**REQUIREMENTS:** Work out how many lines of the listing hold the string "paper", then answer with that number and nothing else.

— begin —

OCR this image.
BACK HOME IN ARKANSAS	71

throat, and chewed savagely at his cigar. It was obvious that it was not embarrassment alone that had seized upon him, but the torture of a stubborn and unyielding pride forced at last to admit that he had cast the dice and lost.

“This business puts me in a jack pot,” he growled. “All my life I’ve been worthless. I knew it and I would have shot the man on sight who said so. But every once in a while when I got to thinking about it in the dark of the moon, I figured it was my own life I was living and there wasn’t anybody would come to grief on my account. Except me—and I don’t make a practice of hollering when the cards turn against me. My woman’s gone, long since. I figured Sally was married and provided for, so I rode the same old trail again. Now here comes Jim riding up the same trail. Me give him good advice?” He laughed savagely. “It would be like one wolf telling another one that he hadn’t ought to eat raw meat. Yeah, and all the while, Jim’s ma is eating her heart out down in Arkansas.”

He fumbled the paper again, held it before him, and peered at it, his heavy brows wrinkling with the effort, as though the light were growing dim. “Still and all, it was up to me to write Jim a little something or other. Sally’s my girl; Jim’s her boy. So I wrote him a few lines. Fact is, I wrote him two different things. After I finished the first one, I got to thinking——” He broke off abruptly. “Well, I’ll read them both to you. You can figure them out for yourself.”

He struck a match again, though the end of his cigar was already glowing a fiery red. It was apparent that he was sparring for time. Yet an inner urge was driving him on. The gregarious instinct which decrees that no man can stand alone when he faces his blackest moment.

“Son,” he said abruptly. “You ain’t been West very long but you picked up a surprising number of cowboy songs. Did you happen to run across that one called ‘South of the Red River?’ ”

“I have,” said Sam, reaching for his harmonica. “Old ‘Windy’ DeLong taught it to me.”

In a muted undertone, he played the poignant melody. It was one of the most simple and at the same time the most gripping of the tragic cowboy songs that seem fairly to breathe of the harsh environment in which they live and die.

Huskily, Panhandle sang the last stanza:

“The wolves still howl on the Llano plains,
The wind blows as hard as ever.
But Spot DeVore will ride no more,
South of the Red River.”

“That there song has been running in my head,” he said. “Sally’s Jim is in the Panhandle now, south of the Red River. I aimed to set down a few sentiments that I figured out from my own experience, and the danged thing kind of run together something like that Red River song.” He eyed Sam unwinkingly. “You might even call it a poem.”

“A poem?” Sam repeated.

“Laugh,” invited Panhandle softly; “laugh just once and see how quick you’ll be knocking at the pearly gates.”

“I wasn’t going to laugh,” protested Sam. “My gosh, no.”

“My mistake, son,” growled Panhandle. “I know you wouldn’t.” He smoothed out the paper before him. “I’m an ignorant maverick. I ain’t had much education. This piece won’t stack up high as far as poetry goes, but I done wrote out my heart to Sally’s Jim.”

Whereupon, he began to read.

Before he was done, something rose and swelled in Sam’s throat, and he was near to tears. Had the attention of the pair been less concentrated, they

— end —

**CORRECT RESULT:** 2